== Aim ==
Of the lines in the listing, how many include the string "robót"? Write the number and nothing else.

##############################

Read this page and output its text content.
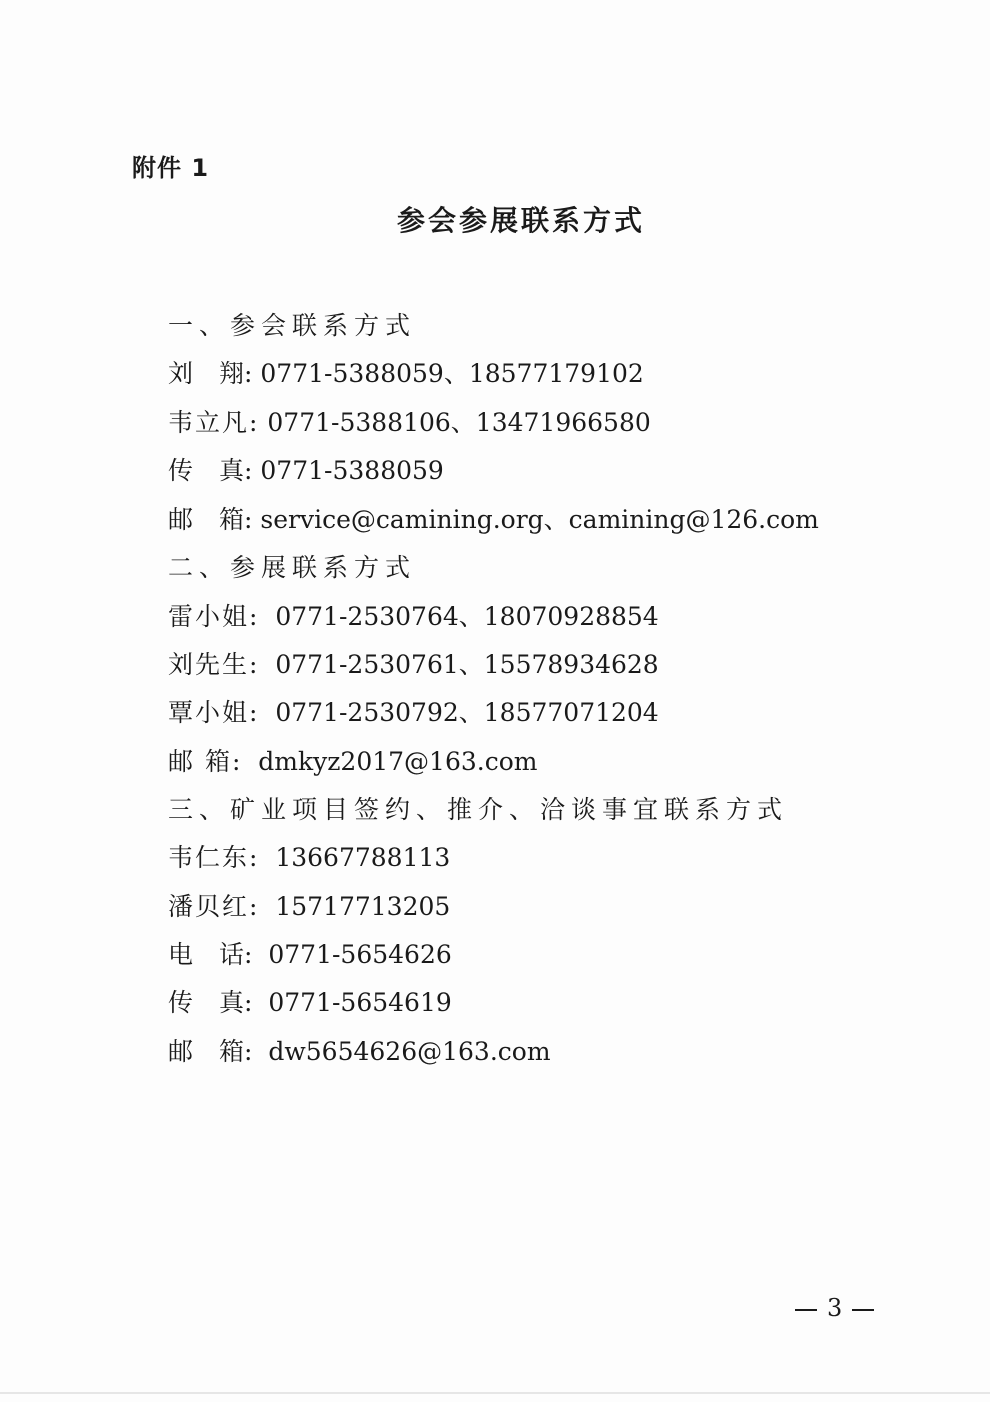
附件 1
参会参展联系方式
一、参会联系方式
刘 翔: 0771-5388059、18577179102
韦立凡: 0771-5388106、13471966580
传 真: 0771-5388059
邮 箱: service@camining.org、camining@126.com
二、参展联系方式
雷小姐: 0771-2530764、18070928854
刘先生: 0771-2530761、15578934628
覃小姐: 0771-2530792、18577071204
邮 箱: dmkyz2017@163.com
三、矿业项目签约、推介、洽谈事宜联系方式
韦仁东: 13667788113
潘贝红: 15717713205
电 话: 0771-5654626
传 真: 0771-5654619
邮 箱: dw5654626@163.com
3
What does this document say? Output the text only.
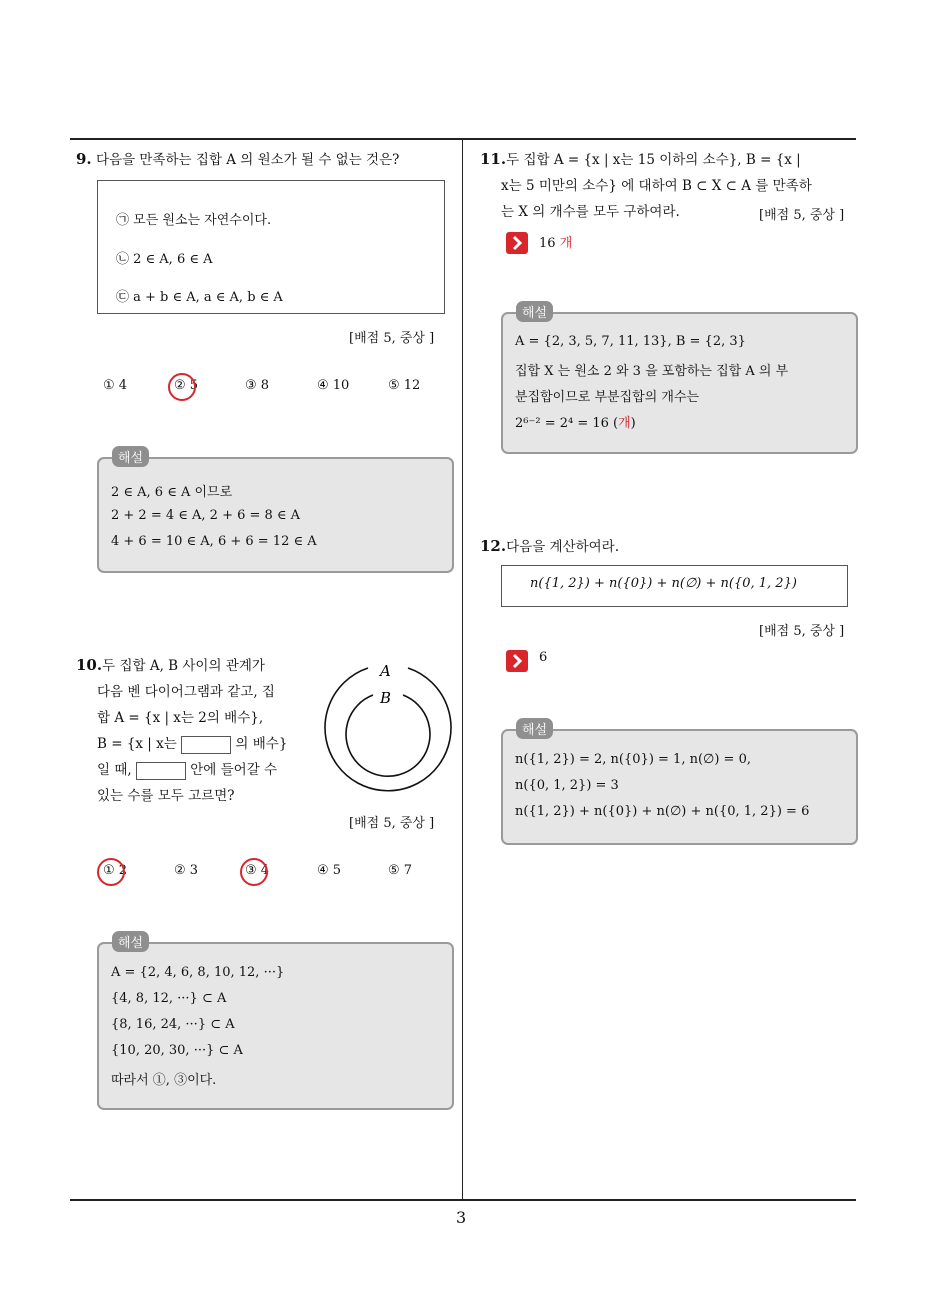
3
9. 다음을 만족하는 집합 A 의 원소가 될 수 없는 것은?
㉠ 모든 원소는 자연수이다.
㉡ 2 ∈ A, 6 ∈ A
㉢ a + b ∈ A, a ∈ A, b ∈ A
[배점 5, 중상 ]
① 4	② 5	③ 8	④ 10	⑤ 12
2 ∈ A, 6 ∈ A 이므로
2 + 2 = 4 ∈ A, 2 + 6 = 8 ∈ A
4 + 6 = 10 ∈ A, 6 + 6 = 12 ∈ A
해설
10.두 집합 A, B 사이의 관계가
다음 벤 다이어그램과 같고, 집
합 A = {x | x는 2의 배수},
B = {x | x는	의 배수}
일 때,	안에 들어갈 수
있는 수를 모두 고르면?
A
B
[배점 5, 중상 ]
① 2	② 3	③ 4	④ 5	⑤ 7
A = {2, 4, 6, 8, 10, 12, ···}
{4, 8, 12, ···} ⊂ A
{8, 16, 24, ···} ⊂ A
{10, 20, 30, ···} ⊂ A
따라서 ①, ③이다.
해설
11.두 집합 A = {x | x는 15 이하의 소수}, B = {x |
x는 5 미만의 소수} 에 대하여 B ⊂ X ⊂ A 를 만족하
는 X 의 개수를 모두 구하여라.	[배점 5, 중상 ]
16 개
A = {2, 3, 5, 7, 11, 13}, B = {2, 3}
집합 X 는 원소 2 와 3 을 포함하는 집합 A 의 부
분집합이므로 부분집합의 개수는
2⁶⁻² = 2⁴ = 16 (개)
해설
12.다음을 계산하여라.
n({1, 2}) + n({0}) + n(∅) + n({0, 1, 2})
[배점 5, 중상 ]
6
n({1, 2}) = 2, n({0}) = 1, n(∅) = 0,
n({0, 1, 2}) = 3
n({1, 2}) + n({0}) + n(∅) + n({0, 1, 2}) = 6
해설
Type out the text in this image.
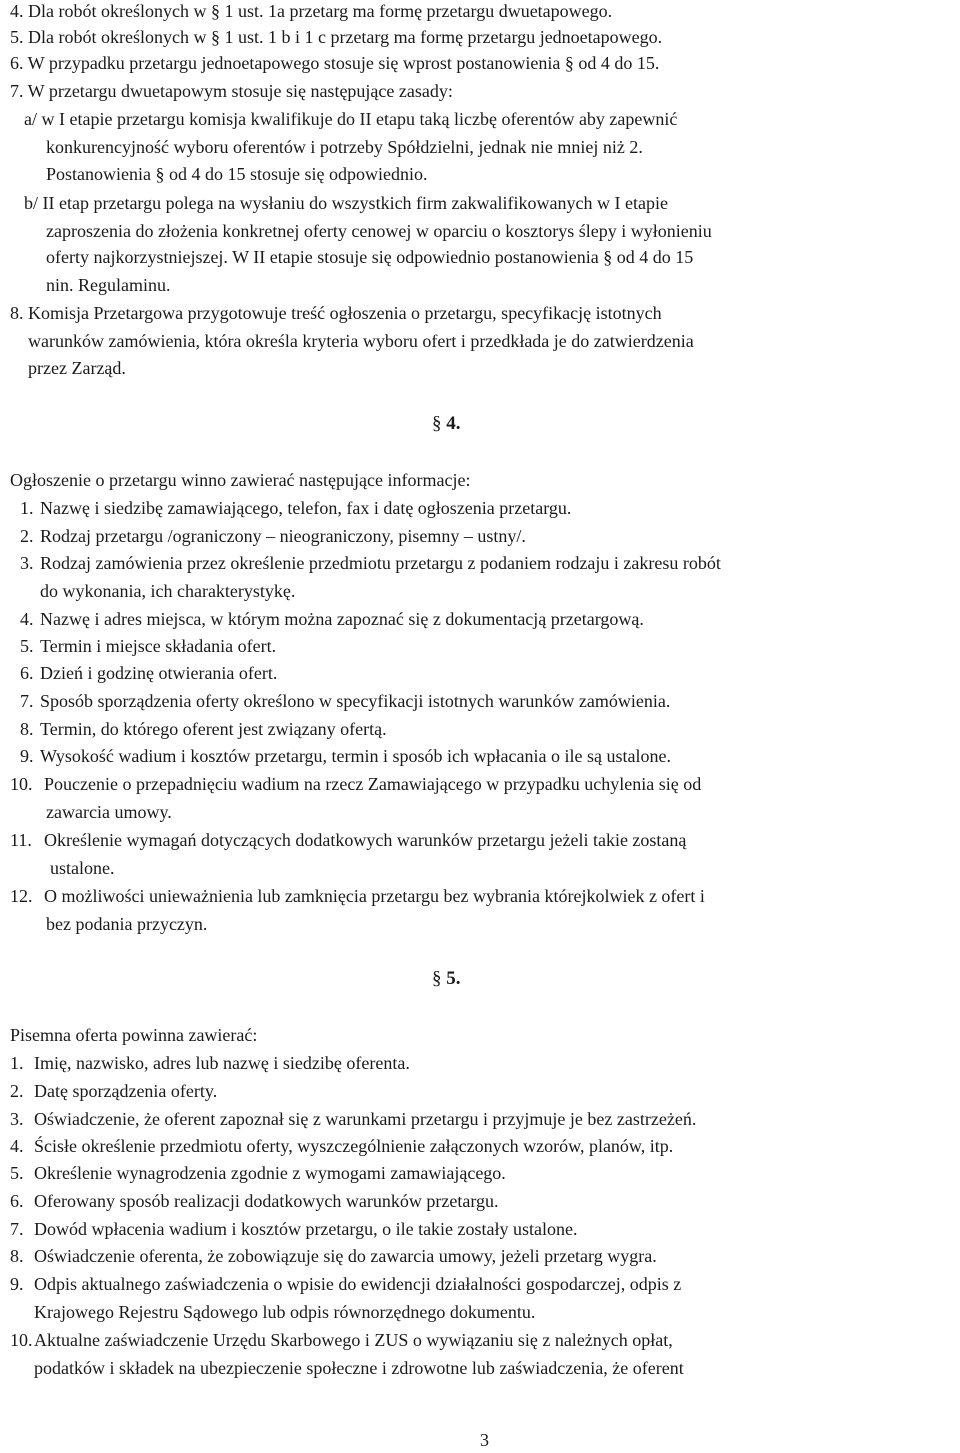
4. Dla robót określonych w § 1 ust. 1a przetarg ma formę przetargu dwuetapowego.
5. Dla robót określonych w § 1 ust. 1 b i 1 c przetarg ma formę przetargu jednoetapowego.
6. W przypadku przetargu jednoetapowego stosuje się wprost postanowienia § od 4 do 15.
7. W przetargu dwuetapowym stosuje się następujące zasady:
a/ w I etapie przetargu komisja kwalifikuje do II etapu taką liczbę oferentów aby zapewnić
konkurencyjność wyboru oferentów i potrzeby Spółdzielni, jednak nie mniej niż 2.
Postanowienia § od 4 do 15 stosuje się odpowiednio.
b/ II etap przetargu polega na wysłaniu do wszystkich firm zakwalifikowanych w I etapie
zaproszenia do złożenia konkretnej oferty cenowej w oparciu o kosztorys ślepy i wyłonieniu
oferty najkorzystniejszej. W II etapie stosuje się odpowiednio postanowienia § od 4 do 15
nin. Regulaminu.
8. Komisja Przetargowa przygotowuje treść ogłoszenia o przetargu, specyfikację istotnych
warunków zamówienia, która określa kryteria wyboru ofert i przedkłada je do zatwierdzenia
przez Zarząd.
§ 4.
Ogłoszenie o przetargu winno zawierać następujące informacje:
1. Nazwę i siedzibę zamawiającego, telefon, fax i datę ogłoszenia przetargu.
2. Rodzaj przetargu /ograniczony – nieograniczony, pisemny – ustny/.
3. Rodzaj zamówienia przez określenie przedmiotu przetargu z podaniem rodzaju i zakresu robót
do wykonania, ich charakterystykę.
4. Nazwę i adres miejsca, w którym można zapoznać się z dokumentacją przetargową.
5. Termin i miejsce składania ofert.
6. Dzień i godzinę otwierania ofert.
7. Sposób sporządzenia oferty określono w specyfikacji istotnych warunków zamówienia.
8. Termin, do którego oferent jest związany ofertą.
9. Wysokość wadium i kosztów przetargu, termin i sposób ich wpłacania o ile są ustalone.
10. Pouczenie o przepadnięciu wadium na rzecz Zamawiającego w przypadku uchylenia się od
zawarcia umowy.
11. Określenie wymagań dotyczących dodatkowych warunków przetargu jeżeli takie zostaną
ustalone.
12. O możliwości unieważnienia lub zamknięcia przetargu bez wybrania którejkolwiek z ofert i
bez podania przyczyn.
§ 5.
Pisemna oferta powinna zawierać:
1. Imię, nazwisko, adres lub nazwę i siedzibę oferenta.
2. Datę sporządzenia oferty.
3. Oświadczenie, że oferent zapoznał się z warunkami przetargu i przyjmuje je bez zastrzeżeń.
4. Ścisłe określenie przedmiotu oferty, wyszczególnienie załączonych wzorów, planów, itp.
5. Określenie wynagrodzenia zgodnie z wymogami zamawiającego.
6. Oferowany sposób realizacji dodatkowych warunków przetargu.
7. Dowód wpłacenia wadium i kosztów przetargu, o ile takie zostały ustalone.
8. Oświadczenie oferenta, że zobowiązuje się do zawarcia umowy, jeżeli przetarg wygra.
9. Odpis aktualnego zaświadczenia o wpisie do ewidencji działalności gospodarczej, odpis z
Krajowego Rejestru Sądowego lub odpis równorzędnego dokumentu.
10.Aktualne zaświadczenie Urzędu Skarbowego i ZUS o wywiązaniu się z należnych opłat,
podatków i składek na ubezpieczenie społeczne i zdrowotne lub zaświadczenia, że oferent
3
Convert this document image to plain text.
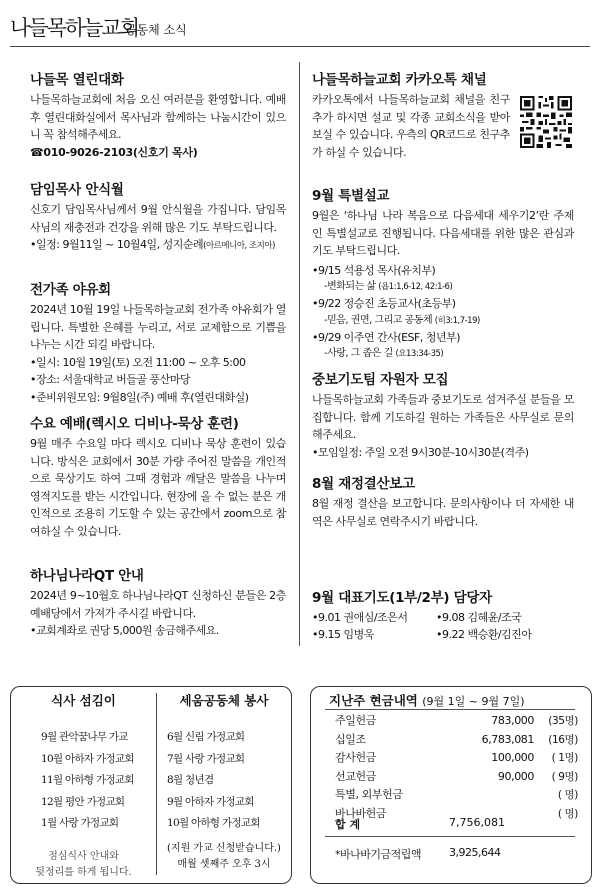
나들목하늘교회
공동체 소식
나들목 열린대화

나들목하늘교회에 처음 오신 여러분을 환영합니다. 예배 후 열린대화실에서 목사님과 함께하는 나눔시간이 있으니 꼭 참석해주세요.

☎010-9026-2103(신호기 목사)
담임목사 안식월

신호기 담임목사님께서 9월 안식월을 가집니다. 담임목사님의 재충전과 건강을 위해 많은 기도 부탁드립니다.

•일정: 9월11일 ~ 10월4일, 성지순례(아르메니아, 조지아)
전가족 야유회

2024년 10월 19일 나들목하늘교회 전가족 야유회가 열립니다. 특별한 은혜를 누리고, 서로 교제함으로 기쁨을 나누는 시간 되길 바랍니다.

•일시: 10월 19일(토) 오전 11:00 ~ 오후 5:00
•장소: 서울대학교 버들골 풍산마당
•준비위원모임: 9월8일(주) 예배 후(열린대화실)
수요 예배(렉시오 디비나-묵상 훈련)

9월 매주 수요일 마다 렉시오 디비나 묵상 훈련이 있습니다. 방식은 교회에서 30분 가량 주어진 말씀을 개인적으로 묵상기도 하여 그때 경험과 깨달은 말씀을 나누며 영적지도를 받는 시간입니다. 현장에 올 수 없는 분은 개인적으로 조용히 기도할 수 있는 공간에서 zoom으로 참여하실 수 있습니다.

하나님나라QT 안내

2024년 9~10월호 하나님나라QT 신청하신 분들은 2층 예배당에서 가져가 주시길 바랍니다.

•교회계좌로 권당 5,000원 송금해주세요.
나들목하늘교회 카카오톡 채널

카카오톡에서 나들목하늘교회 채널을 친구추가 하시면 설교 및 각종 교회소식을 받아보실 수 있습니다. 우측의 QR코드로 친구추가 하실 수 있습니다.

9월 특별설교

9월은 ‘하나님 나라 복음으로 다음세대 세우기2’란 주제인 특별설교로 진행됩니다. 다음세대를 위한 많은 관심과 기도 부탁드립니다.

•9/15 석용성 목사(유치부)
-변화되는 삶 (욥1:1,6-12, 42:1-6)
•9/22 정승진 초등교사(초등부)
-믿음, 권면, 그리고 공동체 (히3:1,7-19)
•9/29 이주연 간사(ESF, 청년부)
-사랑, 그 좁은 길 (요13:34-35)
중보기도팀 자원자 모집

나들목하늘교회 가족들과 중보기도로 섬겨주실 분들을 모집합니다. 함께 기도하길 원하는 가족들은 사무실로 문의해주세요.

•모임일정: 주일 오전 9시30분-10시30분(격주)
8월 재정결산보고

8월 재정 결산을 보고합니다. 문의사항이나 더 자세한 내역은 사무실로 연락주시기 바랍니다.

9월 대표기도(1부/2부) 담당자
•9.01 권애심/조은서	•9.08 김혜윤/조국
•9.15 임병욱	•9.22 백승환/김진아
식사 섬김이
9월 관악꿈나무 가교
10월 아하자 가정교회
11월 아하형 가정교회
12월 평안 가정교회
1월 사랑 가정교회
점심식사 안내와
뒷정리를 하게 됩니다.
세움공동체 봉사
6월 신림 가정교회
7월 사랑 가정교회
8월 청년겸
9월 아하자 가정교회
10월 아하형 가정교회
(지원 가교 신청받습니다.)
매월 셋째주 오후 3시
지난주 현금내역 (9월 1일 ~ 9월 7일)
주일헌금	783,000	(35명)
십일조	6,783,081	(16명)
감사헌금	100,000	( 1명)
선교헌금	90,000	( 9명)
특별, 외부헌금	( 명)
바나바헌금	( 명)
합 계	7,756,081
*바나바기금적립액	3,925,644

##############################

== Reply ==
3